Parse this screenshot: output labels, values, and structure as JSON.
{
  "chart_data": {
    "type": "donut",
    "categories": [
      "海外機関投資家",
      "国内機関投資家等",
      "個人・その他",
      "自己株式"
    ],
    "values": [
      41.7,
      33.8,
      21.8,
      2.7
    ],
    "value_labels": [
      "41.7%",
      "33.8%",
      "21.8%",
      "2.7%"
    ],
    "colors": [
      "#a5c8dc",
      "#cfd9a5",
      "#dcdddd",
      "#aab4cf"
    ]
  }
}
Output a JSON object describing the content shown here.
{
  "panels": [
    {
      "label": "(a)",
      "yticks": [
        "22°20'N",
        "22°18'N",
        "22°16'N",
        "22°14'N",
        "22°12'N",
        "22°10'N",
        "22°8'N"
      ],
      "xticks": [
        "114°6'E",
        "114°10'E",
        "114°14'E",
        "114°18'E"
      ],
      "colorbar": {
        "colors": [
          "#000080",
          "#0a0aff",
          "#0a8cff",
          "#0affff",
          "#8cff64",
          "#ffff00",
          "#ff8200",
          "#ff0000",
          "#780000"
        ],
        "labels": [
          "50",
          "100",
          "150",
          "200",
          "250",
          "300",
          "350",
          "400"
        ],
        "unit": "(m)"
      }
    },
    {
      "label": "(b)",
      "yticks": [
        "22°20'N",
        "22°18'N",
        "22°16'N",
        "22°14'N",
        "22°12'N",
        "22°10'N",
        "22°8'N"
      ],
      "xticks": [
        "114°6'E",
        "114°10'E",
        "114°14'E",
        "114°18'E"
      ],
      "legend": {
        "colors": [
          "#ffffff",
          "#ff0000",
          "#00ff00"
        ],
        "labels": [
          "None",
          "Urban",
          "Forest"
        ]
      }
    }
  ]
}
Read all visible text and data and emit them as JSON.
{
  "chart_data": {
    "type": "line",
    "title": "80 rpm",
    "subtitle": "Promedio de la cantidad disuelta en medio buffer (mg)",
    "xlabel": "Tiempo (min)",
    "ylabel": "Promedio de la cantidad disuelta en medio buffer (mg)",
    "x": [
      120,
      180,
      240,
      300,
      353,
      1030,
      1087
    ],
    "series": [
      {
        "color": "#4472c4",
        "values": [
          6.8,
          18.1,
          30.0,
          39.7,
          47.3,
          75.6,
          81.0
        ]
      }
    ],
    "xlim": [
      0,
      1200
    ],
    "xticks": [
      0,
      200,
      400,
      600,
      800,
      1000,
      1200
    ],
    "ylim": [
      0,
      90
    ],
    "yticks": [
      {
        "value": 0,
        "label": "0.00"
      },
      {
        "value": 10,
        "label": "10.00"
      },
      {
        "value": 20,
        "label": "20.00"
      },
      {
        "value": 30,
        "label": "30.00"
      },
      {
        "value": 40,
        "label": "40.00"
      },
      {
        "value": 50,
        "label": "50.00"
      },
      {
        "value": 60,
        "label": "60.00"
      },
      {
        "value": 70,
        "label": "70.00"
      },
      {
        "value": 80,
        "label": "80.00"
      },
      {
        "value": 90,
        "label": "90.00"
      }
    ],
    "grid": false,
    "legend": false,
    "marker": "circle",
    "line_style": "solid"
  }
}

Set problem: Retype the records above exactly.

Answer to the task:
Parse this screenshot: output labels, values, and structure as JSON.
{
  "chart_data": {
    "type": "donut",
    "categories": [
      "海外機関投資家",
      "国内機関投資家等",
      "個人・その他",
      "自己株式"
    ],
    "values": [
      41.7,
      33.8,
      21.8,
      2.7
    ],
    "value_labels": [
      "41.7%",
      "33.8%",
      "21.8%",
      "2.7%"
    ],
    "colors": [
      "#a5c8dc",
      "#cfd9a5",
      "#dcdddd",
      "#aab4cf"
    ]
  }
}
Output a JSON object describing the content shown here.
{
  "panels": [
    {
      "label": "(a)",
      "yticks": [
        "22°20'N",
        "22°18'N",
        "22°16'N",
        "22°14'N",
        "22°12'N",
        "22°10'N",
        "22°8'N"
      ],
      "xticks": [
        "114°6'E",
        "114°10'E",
        "114°14'E",
        "114°18'E"
      ],
      "colorbar": {
        "colors": [
          "#000080",
          "#0a0aff",
          "#0a8cff",
          "#0affff",
          "#8cff64",
          "#ffff00",
          "#ff8200",
          "#ff0000",
          "#780000"
        ],
        "labels": [
          "50",
          "100",
          "150",
          "200",
          "250",
          "300",
          "350",
          "400"
        ],
        "unit": "(m)"
      }
    },
    {
      "label": "(b)",
      "yticks": [
        "22°20'N",
        "22°18'N",
        "22°16'N",
        "22°14'N",
        "22°12'N",
        "22°10'N",
        "22°8'N"
      ],
      "xticks": [
        "114°6'E",
        "114°10'E",
        "114°14'E",
        "114°18'E"
      ],
      "legend": {
        "colors": [
          "#ffffff",
          "#ff0000",
          "#00ff00"
        ],
        "labels": [
          "None",
          "Urban",
          "Forest"
        ]
      }
    }
  ]
}
Read all visible text and data and emit them as JSON.
{
  "chart_data": {
    "type": "line",
    "title": "80 rpm",
    "subtitle": "Promedio de la cantidad disuelta en medio buffer (mg)",
    "xlabel": "Tiempo (min)",
    "ylabel": "Promedio de la cantidad disuelta en medio buffer (mg)",
    "x": [
      120,
      180,
      240,
      300,
      353,
      1030,
      1087
    ],
    "series": [
      {
        "color": "#4472c4",
        "values": [
          6.8,
          18.1,
          30.0,
          39.7,
          47.3,
          75.6,
          81.0
        ]
      }
    ],
    "xlim": [
      0,
      1200
    ],
    "xticks": [
      0,
      200,
      400,
      600,
      800,
      1000,
      1200
    ],
    "ylim": [
      0,
      90
    ],
    "yticks": [
      {
        "value": 0,
        "label": "0.00"
      },
      {
        "value": 10,
        "label": "10.00"
      },
      {
        "value": 20,
        "label": "20.00"
      },
      {
        "value": 30,
        "label": "30.00"
      },
      {
        "value": 40,
        "label": "40.00"
      },
      {
        "value": 50,
        "label": "50.00"
      },
      {
        "value": 60,
        "label": "60.00"
      },
      {
        "value": 70,
        "label": "70.00"
      },
      {
        "value": 80,
        "label": "80.00"
      },
      {
        "value": 90,
        "label": "90.00"
      }
    ],
    "grid": false,
    "legend": false,
    "marker": "circle",
    "line_style": "solid"
  }
}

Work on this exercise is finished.